#### WORK TO COMPLETE:
Each line of the material below should be reproduced exactly.

#### EXERCISE INPUTS:
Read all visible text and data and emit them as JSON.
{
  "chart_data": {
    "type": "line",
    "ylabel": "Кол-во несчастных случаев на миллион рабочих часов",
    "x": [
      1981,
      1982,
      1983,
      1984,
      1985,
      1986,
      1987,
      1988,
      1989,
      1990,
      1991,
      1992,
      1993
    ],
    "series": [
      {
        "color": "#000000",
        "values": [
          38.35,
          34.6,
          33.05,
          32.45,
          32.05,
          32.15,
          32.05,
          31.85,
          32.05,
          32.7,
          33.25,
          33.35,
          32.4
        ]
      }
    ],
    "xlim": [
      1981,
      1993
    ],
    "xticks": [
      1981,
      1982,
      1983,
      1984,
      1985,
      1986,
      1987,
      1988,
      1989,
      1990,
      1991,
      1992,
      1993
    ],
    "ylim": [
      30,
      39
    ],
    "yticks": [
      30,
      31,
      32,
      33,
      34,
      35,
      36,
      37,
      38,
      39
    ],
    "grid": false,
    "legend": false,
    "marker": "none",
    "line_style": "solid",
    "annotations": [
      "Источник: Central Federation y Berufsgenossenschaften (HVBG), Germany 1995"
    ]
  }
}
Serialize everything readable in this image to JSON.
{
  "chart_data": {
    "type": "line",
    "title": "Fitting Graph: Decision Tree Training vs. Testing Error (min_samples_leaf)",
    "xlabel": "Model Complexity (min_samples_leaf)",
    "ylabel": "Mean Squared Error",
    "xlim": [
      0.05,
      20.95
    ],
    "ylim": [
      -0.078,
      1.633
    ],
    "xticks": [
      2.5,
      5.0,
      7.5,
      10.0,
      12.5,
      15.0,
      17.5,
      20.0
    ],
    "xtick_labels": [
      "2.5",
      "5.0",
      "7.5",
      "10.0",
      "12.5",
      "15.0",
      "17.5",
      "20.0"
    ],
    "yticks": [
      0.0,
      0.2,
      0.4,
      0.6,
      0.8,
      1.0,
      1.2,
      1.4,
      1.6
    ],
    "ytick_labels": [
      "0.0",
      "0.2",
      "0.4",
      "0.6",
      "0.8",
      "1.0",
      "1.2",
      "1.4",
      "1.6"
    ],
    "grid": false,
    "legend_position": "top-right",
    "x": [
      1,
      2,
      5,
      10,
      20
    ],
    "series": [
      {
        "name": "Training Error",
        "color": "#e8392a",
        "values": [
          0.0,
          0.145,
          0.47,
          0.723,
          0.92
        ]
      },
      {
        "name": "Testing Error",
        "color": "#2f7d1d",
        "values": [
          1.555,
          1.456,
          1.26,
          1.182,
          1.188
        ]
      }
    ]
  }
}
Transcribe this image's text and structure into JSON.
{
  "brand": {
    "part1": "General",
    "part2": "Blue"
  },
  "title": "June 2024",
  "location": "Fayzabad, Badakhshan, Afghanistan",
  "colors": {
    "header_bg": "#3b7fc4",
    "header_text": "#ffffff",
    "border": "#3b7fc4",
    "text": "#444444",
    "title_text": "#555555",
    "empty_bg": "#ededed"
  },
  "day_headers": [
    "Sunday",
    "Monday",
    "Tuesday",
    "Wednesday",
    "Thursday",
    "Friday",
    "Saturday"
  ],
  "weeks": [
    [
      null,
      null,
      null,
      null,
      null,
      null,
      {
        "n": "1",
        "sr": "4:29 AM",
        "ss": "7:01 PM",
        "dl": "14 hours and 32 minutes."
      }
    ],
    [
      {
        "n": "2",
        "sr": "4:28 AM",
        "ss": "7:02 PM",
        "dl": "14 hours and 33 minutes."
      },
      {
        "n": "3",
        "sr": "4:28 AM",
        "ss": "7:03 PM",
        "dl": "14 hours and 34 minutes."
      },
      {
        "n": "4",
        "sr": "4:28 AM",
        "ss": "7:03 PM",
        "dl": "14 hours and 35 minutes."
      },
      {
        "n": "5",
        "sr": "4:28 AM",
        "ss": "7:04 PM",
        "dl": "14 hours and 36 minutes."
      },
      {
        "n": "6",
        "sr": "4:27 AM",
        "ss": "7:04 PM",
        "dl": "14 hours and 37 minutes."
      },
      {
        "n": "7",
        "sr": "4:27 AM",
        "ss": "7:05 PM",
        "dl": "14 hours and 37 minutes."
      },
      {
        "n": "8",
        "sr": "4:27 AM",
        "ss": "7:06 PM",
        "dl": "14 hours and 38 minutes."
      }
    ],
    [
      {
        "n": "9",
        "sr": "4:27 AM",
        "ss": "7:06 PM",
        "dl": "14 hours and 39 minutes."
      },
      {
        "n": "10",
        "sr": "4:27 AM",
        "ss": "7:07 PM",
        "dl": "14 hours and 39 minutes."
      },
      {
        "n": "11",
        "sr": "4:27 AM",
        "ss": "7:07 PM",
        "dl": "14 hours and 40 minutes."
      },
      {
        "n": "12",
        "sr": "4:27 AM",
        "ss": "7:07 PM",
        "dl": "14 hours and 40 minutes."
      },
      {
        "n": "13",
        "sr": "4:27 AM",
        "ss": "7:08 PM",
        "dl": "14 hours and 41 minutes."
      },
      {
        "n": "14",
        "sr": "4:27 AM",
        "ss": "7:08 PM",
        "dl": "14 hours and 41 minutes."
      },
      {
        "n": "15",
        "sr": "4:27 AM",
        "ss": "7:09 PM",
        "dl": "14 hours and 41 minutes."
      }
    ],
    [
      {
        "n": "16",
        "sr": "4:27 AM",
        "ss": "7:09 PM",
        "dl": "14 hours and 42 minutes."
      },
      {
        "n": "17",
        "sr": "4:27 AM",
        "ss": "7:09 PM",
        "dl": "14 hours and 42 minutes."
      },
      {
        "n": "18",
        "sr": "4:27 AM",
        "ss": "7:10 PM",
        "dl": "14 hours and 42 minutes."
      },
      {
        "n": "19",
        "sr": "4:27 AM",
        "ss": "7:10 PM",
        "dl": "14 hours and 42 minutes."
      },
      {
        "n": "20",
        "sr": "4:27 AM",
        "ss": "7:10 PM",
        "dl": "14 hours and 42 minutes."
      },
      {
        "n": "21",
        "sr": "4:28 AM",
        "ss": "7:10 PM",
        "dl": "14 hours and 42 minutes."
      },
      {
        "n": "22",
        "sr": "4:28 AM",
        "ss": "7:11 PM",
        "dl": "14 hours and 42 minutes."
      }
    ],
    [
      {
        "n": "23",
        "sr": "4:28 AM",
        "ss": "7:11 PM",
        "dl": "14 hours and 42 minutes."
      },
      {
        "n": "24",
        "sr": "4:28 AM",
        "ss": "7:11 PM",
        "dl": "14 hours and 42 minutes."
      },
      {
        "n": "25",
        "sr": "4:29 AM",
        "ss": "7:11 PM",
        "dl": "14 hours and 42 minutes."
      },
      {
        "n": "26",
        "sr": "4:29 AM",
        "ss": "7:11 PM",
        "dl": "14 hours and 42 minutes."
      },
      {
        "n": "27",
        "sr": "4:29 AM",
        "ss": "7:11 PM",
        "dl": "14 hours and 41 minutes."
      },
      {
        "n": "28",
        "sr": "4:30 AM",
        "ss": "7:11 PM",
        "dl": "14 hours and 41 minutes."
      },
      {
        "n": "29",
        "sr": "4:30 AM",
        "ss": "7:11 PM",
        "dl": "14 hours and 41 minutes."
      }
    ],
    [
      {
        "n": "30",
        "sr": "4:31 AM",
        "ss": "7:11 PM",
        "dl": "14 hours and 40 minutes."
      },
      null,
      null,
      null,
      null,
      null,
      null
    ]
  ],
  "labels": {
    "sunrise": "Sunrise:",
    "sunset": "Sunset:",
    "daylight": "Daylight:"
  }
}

#### ANSWER TO THIS EXERCISE:
Read all visible text and data and emit them as JSON.
{
  "chart_data": {
    "type": "line",
    "ylabel": "Кол-во несчастных случаев на миллион рабочих часов",
    "x": [
      1981,
      1982,
      1983,
      1984,
      1985,
      1986,
      1987,
      1988,
      1989,
      1990,
      1991,
      1992,
      1993
    ],
    "series": [
      {
        "color": "#000000",
        "values": [
          38.35,
          34.6,
          33.05,
          32.45,
          32.05,
          32.15,
          32.05,
          31.85,
          32.05,
          32.7,
          33.25,
          33.35,
          32.4
        ]
      }
    ],
    "xlim": [
      1981,
      1993
    ],
    "xticks": [
      1981,
      1982,
      1983,
      1984,
      1985,
      1986,
      1987,
      1988,
      1989,
      1990,
      1991,
      1992,
      1993
    ],
    "ylim": [
      30,
      39
    ],
    "yticks": [
      30,
      31,
      32,
      33,
      34,
      35,
      36,
      37,
      38,
      39
    ],
    "grid": false,
    "legend": false,
    "marker": "none",
    "line_style": "solid",
    "annotations": [
      "Источник: Central Federation y Berufsgenossenschaften (HVBG), Germany 1995"
    ]
  }
}
Serialize everything readable in this image to JSON.
{
  "chart_data": {
    "type": "line",
    "title": "Fitting Graph: Decision Tree Training vs. Testing Error (min_samples_leaf)",
    "xlabel": "Model Complexity (min_samples_leaf)",
    "ylabel": "Mean Squared Error",
    "xlim": [
      0.05,
      20.95
    ],
    "ylim": [
      -0.078,
      1.633
    ],
    "xticks": [
      2.5,
      5.0,
      7.5,
      10.0,
      12.5,
      15.0,
      17.5,
      20.0
    ],
    "xtick_labels": [
      "2.5",
      "5.0",
      "7.5",
      "10.0",
      "12.5",
      "15.0",
      "17.5",
      "20.0"
    ],
    "yticks": [
      0.0,
      0.2,
      0.4,
      0.6,
      0.8,
      1.0,
      1.2,
      1.4,
      1.6
    ],
    "ytick_labels": [
      "0.0",
      "0.2",
      "0.4",
      "0.6",
      "0.8",
      "1.0",
      "1.2",
      "1.4",
      "1.6"
    ],
    "grid": false,
    "legend_position": "top-right",
    "x": [
      1,
      2,
      5,
      10,
      20
    ],
    "series": [
      {
        "name": "Training Error",
        "color": "#e8392a",
        "values": [
          0.0,
          0.145,
          0.47,
          0.723,
          0.92
        ]
      },
      {
        "name": "Testing Error",
        "color": "#2f7d1d",
        "values": [
          1.555,
          1.456,
          1.26,
          1.182,
          1.188
        ]
      }
    ]
  }
}
Transcribe this image's text and structure into JSON.
{
  "brand": {
    "part1": "General",
    "part2": "Blue"
  },
  "title": "June 2024",
  "location": "Fayzabad, Badakhshan, Afghanistan",
  "colors": {
    "header_bg": "#3b7fc4",
    "header_text": "#ffffff",
    "border": "#3b7fc4",
    "text": "#444444",
    "title_text": "#555555",
    "empty_bg": "#ededed"
  },
  "day_headers": [
    "Sunday",
    "Monday",
    "Tuesday",
    "Wednesday",
    "Thursday",
    "Friday",
    "Saturday"
  ],
  "weeks": [
    [
      null,
      null,
      null,
      null,
      null,
      null,
      {
        "n": "1",
        "sr": "4:29 AM",
        "ss": "7:01 PM",
        "dl": "14 hours and 32 minutes."
      }
    ],
    [
      {
        "n": "2",
        "sr": "4:28 AM",
        "ss": "7:02 PM",
        "dl": "14 hours and 33 minutes."
      },
      {
        "n": "3",
        "sr": "4:28 AM",
        "ss": "7:03 PM",
        "dl": "14 hours and 34 minutes."
      },
      {
        "n": "4",
        "sr": "4:28 AM",
        "ss": "7:03 PM",
        "dl": "14 hours and 35 minutes."
      },
      {
        "n": "5",
        "sr": "4:28 AM",
        "ss": "7:04 PM",
        "dl": "14 hours and 36 minutes."
      },
      {
        "n": "6",
        "sr": "4:27 AM",
        "ss": "7:04 PM",
        "dl": "14 hours and 37 minutes."
      },
      {
        "n": "7",
        "sr": "4:27 AM",
        "ss": "7:05 PM",
        "dl": "14 hours and 37 minutes."
      },
      {
        "n": "8",
        "sr": "4:27 AM",
        "ss": "7:06 PM",
        "dl": "14 hours and 38 minutes."
      }
    ],
    [
      {
        "n": "9",
        "sr": "4:27 AM",
        "ss": "7:06 PM",
        "dl": "14 hours and 39 minutes."
      },
      {
        "n": "10",
        "sr": "4:27 AM",
        "ss": "7:07 PM",
        "dl": "14 hours and 39 minutes."
      },
      {
        "n": "11",
        "sr": "4:27 AM",
        "ss": "7:07 PM",
        "dl": "14 hours and 40 minutes."
      },
      {
        "n": "12",
        "sr": "4:27 AM",
        "ss": "7:07 PM",
        "dl": "14 hours and 40 minutes."
      },
      {
        "n": "13",
        "sr": "4:27 AM",
        "ss": "7:08 PM",
        "dl": "14 hours and 41 minutes."
      },
      {
        "n": "14",
        "sr": "4:27 AM",
        "ss": "7:08 PM",
        "dl": "14 hours and 41 minutes."
      },
      {
        "n": "15",
        "sr": "4:27 AM",
        "ss": "7:09 PM",
        "dl": "14 hours and 41 minutes."
      }
    ],
    [
      {
        "n": "16",
        "sr": "4:27 AM",
        "ss": "7:09 PM",
        "dl": "14 hours and 42 minutes."
      },
      {
        "n": "17",
        "sr": "4:27 AM",
        "ss": "7:09 PM",
        "dl": "14 hours and 42 minutes."
      },
      {
        "n": "18",
        "sr": "4:27 AM",
        "ss": "7:10 PM",
        "dl": "14 hours and 42 minutes."
      },
      {
        "n": "19",
        "sr": "4:27 AM",
        "ss": "7:10 PM",
        "dl": "14 hours and 42 minutes."
      },
      {
        "n": "20",
        "sr": "4:27 AM",
        "ss": "7:10 PM",
        "dl": "14 hours and 42 minutes."
      },
      {
        "n": "21",
        "sr": "4:28 AM",
        "ss": "7:10 PM",
        "dl": "14 hours and 42 minutes."
      },
      {
        "n": "22",
        "sr": "4:28 AM",
        "ss": "7:11 PM",
        "dl": "14 hours and 42 minutes."
      }
    ],
    [
      {
        "n": "23",
        "sr": "4:28 AM",
        "ss": "7:11 PM",
        "dl": "14 hours and 42 minutes."
      },
      {
        "n": "24",
        "sr": "4:28 AM",
        "ss": "7:11 PM",
        "dl": "14 hours and 42 minutes."
      },
      {
        "n": "25",
        "sr": "4:29 AM",
        "ss": "7:11 PM",
        "dl": "14 hours and 42 minutes."
      },
      {
        "n": "26",
        "sr": "4:29 AM",
        "ss": "7:11 PM",
        "dl": "14 hours and 42 minutes."
      },
      {
        "n": "27",
        "sr": "4:29 AM",
        "ss": "7:11 PM",
        "dl": "14 hours and 41 minutes."
      },
      {
        "n": "28",
        "sr": "4:30 AM",
        "ss": "7:11 PM",
        "dl": "14 hours and 41 minutes."
      },
      {
        "n": "29",
        "sr": "4:30 AM",
        "ss": "7:11 PM",
        "dl": "14 hours and 41 minutes."
      }
    ],
    [
      {
        "n": "30",
        "sr": "4:31 AM",
        "ss": "7:11 PM",
        "dl": "14 hours and 40 minutes."
      },
      null,
      null,
      null,
      null,
      null,
      null
    ]
  ],
  "labels": {
    "sunrise": "Sunrise:",
    "sunset": "Sunset:",
    "daylight": "Daylight:"
  }
}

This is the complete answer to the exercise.